■ AIM ■
Retype all the records with nothing changed.

■ GIVEN DATA ■
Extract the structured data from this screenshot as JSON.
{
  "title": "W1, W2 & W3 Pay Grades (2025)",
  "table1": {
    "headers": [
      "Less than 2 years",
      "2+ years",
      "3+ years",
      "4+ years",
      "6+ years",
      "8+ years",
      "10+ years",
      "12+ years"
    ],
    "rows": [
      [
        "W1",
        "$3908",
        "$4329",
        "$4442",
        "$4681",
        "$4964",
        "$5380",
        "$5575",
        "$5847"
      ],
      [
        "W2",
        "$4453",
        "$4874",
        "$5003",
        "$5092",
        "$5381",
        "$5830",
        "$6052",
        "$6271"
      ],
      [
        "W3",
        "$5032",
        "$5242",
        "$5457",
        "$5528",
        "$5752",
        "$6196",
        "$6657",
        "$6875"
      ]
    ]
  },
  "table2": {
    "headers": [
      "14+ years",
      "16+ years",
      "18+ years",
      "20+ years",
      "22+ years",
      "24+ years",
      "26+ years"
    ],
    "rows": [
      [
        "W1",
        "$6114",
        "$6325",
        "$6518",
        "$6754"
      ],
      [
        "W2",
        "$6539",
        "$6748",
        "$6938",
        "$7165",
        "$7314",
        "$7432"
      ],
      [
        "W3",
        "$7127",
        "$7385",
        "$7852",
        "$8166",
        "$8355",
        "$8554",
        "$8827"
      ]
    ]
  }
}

■ TASK SOLUTION ■
Extract the structured data from this screenshot as JSON.
{
  "title": "W1, W2 & W3 Pay Grades (2025)",
  "table1": {
    "headers": [
      "Less than 2 years",
      "2+ years",
      "3+ years",
      "4+ years",
      "6+ years",
      "8+ years",
      "10+ years",
      "12+ years"
    ],
    "rows": [
      [
        "W1",
        "$3908",
        "$4329",
        "$4442",
        "$4681",
        "$4964",
        "$5380",
        "$5575",
        "$5847"
      ],
      [
        "W2",
        "$4453",
        "$4874",
        "$5003",
        "$5092",
        "$5381",
        "$5830",
        "$6052",
        "$6271"
      ],
      [
        "W3",
        "$5032",
        "$5242",
        "$5457",
        "$5528",
        "$5752",
        "$6196",
        "$6657",
        "$6875"
      ]
    ]
  },
  "table2": {
    "headers": [
      "14+ years",
      "16+ years",
      "18+ years",
      "20+ years",
      "22+ years",
      "24+ years",
      "26+ years"
    ],
    "rows": [
      [
        "W1",
        "$6114",
        "$6325",
        "$6518",
        "$6754"
      ],
      [
        "W2",
        "$6539",
        "$6748",
        "$6938",
        "$7165",
        "$7314",
        "$7432"
      ],
      [
        "W3",
        "$7127",
        "$7385",
        "$7852",
        "$8166",
        "$8355",
        "$8554",
        "$8827"
      ]
    ]
  }
}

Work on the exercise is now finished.